Records excerpted from a collection

★ ★ ★

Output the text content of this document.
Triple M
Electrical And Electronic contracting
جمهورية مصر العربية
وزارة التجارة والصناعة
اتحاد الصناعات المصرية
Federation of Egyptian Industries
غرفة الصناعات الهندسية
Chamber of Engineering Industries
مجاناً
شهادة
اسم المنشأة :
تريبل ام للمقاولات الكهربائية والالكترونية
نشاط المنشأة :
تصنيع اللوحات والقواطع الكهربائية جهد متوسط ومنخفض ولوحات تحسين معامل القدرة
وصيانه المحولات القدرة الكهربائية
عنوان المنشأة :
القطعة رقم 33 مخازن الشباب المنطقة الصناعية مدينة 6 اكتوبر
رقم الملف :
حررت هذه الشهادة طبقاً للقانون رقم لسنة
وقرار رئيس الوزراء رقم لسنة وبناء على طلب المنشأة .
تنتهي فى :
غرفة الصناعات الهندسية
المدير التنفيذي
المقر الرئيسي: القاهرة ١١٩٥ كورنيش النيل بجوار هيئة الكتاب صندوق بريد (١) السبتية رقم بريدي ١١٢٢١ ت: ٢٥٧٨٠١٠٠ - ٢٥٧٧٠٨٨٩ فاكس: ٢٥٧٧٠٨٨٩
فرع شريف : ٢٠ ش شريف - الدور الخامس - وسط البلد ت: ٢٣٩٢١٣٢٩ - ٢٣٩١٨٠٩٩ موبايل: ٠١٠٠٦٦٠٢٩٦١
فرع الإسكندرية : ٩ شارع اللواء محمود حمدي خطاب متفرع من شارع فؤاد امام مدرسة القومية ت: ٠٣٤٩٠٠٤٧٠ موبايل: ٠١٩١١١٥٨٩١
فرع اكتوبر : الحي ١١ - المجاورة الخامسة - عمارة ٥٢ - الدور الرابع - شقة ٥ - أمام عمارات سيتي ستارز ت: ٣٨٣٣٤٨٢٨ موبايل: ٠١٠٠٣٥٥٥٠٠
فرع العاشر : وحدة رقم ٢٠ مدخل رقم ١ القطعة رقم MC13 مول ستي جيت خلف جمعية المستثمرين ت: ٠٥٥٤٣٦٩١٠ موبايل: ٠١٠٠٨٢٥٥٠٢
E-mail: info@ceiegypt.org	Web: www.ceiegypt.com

★ ★ ★

#### [Brief]
Which lines hold the string "الدور"? Copy all of them from the data above.

#### [Answer to the task]
فرع شريف : ٢٠ ش شريف - الدور الخامس - وسط البلد ت: ٢٣٩٢١٣٢٩ - ٢٣٩١٨٠٩٩ موبايل: ٠١٠٠٦٦٠٢٩٦١
فرع اكتوبر : الحي ١١ - المجاورة الخامسة - عمارة ٥٢ - الدور الرابع - شقة ٥ - أمام عمارات سيتي ستارز ت: ٣٨٣٣٤٨٢٨ موبايل: ٠١٠٠٣٥٥٥٠٠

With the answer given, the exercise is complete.